__EXERCISE OBJECTIVE__:
Count how many lines mention the word "неорганическим". Write that number alone.

-------

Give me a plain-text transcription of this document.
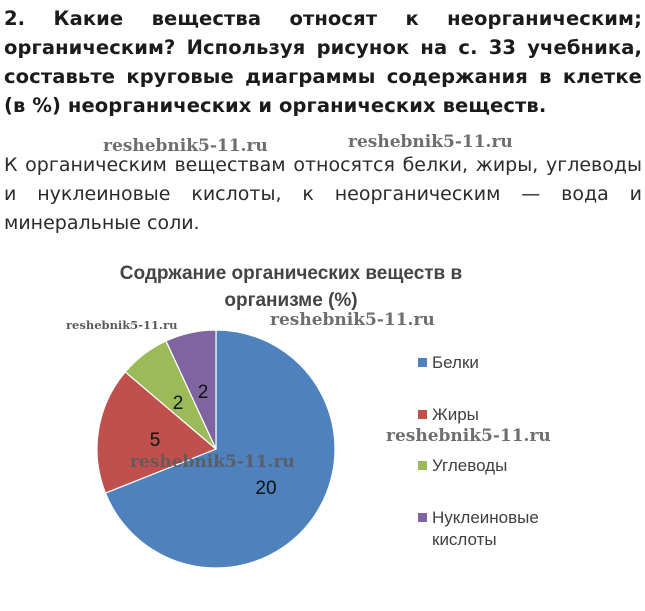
2. Какие вещества относят к неорганическим; органическим? Используя рисунок на с. 33 учебника, составьте круговые диаграммы содержания в клетке (в %) неорганических и органических веществ.
К органическим веществам относятся белки, жиры, углеводы и нуклеиновые кислоты, к неорганическим — вода и минеральные соли.
reshebnik5-11.ru	reshebnik5-11.ru
Содржание органических веществ в организме (%)
20
5
2
2
Белки
Жиры
Углеводы
Нуклеиновые кислоты
reshebnik5-11.ru	reshebnik5-11.ru
reshebnik5-11.ru
reshebnik5-11.ru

-------

__RESPONSE__:
2